Source data ▸
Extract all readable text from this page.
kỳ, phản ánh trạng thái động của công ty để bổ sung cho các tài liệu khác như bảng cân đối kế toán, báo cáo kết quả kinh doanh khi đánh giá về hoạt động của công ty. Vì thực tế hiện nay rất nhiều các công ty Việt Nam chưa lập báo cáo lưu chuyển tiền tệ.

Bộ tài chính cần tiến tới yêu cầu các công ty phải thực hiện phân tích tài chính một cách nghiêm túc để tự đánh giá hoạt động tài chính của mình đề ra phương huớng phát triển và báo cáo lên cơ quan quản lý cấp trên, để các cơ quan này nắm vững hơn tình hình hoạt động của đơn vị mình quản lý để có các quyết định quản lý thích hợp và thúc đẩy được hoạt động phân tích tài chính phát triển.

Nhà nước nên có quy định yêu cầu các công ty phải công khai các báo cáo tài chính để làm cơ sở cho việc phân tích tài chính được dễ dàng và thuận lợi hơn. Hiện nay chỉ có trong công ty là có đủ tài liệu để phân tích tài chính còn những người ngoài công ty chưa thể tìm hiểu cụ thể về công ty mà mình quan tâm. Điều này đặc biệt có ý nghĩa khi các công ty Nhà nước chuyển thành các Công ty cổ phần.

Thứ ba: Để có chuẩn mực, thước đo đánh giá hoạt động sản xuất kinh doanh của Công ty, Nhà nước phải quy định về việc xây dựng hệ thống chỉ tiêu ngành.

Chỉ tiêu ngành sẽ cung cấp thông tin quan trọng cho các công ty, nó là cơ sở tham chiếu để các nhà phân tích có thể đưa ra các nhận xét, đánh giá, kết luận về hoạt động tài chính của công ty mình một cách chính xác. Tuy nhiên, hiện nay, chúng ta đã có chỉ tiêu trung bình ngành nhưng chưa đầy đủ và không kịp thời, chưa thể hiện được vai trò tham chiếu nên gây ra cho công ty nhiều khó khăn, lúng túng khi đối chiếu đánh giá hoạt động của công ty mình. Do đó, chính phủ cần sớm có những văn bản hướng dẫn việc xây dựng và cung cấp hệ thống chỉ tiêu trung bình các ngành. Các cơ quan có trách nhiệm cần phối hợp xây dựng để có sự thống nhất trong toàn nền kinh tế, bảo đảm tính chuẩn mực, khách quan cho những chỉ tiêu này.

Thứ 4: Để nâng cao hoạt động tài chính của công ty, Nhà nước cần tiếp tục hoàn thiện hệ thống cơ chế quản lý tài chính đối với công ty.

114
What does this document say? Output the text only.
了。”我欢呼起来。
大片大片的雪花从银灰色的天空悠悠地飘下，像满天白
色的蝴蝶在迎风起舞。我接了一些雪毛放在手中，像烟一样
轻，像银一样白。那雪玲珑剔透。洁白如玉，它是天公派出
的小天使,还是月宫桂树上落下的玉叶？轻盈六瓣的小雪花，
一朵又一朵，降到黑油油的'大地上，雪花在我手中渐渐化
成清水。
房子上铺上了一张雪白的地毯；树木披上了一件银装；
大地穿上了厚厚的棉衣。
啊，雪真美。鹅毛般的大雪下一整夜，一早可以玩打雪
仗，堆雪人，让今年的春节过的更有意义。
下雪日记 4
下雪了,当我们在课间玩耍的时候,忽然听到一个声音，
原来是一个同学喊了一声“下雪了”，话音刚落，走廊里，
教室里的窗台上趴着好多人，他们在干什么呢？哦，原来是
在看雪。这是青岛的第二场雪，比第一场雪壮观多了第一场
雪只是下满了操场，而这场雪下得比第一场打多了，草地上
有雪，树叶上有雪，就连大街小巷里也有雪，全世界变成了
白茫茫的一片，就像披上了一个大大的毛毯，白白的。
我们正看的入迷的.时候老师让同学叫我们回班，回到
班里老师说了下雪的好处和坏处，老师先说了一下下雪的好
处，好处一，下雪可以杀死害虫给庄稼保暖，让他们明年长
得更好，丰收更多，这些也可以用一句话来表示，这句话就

Work instructions ▸ In the entries above, identify every line with the string "tiêu".

Reply to the task ▸
Thứ ba: Để có chuẩn mực, thước đo đánh giá hoạt động sản xuất kinh doanh của Công ty, Nhà nước phải quy định về việc xây dựng hệ thống chỉ tiêu ngành.
Chỉ tiêu ngành sẽ cung cấp thông tin quan trọng cho các công ty, nó là cơ sở tham chiếu để các nhà phân tích có thể đưa ra các nhận xét, đánh giá, kết luận về hoạt động tài chính của công ty mình một cách chính xác. Tuy nhiên, hiện nay, chúng ta đã có chỉ tiêu trung bình ngành nhưng chưa đầy đủ và không kịp thời, chưa thể hiện được vai trò tham chiếu nên gây ra cho công ty nhiều khó khăn, lúng túng khi đối chiếu đánh giá hoạt động của công ty mình. Do đó, chính phủ cần sớm có những văn bản hướng dẫn việc xây dựng và cung cấp hệ thống chỉ tiêu trung bình các ngành. Các cơ quan có trách nhiệm cần phối hợp xây dựng để có sự thống nhất trong toàn nền kinh tế, bảo đảm tính chuẩn mực, khách quan cho những chỉ tiêu này.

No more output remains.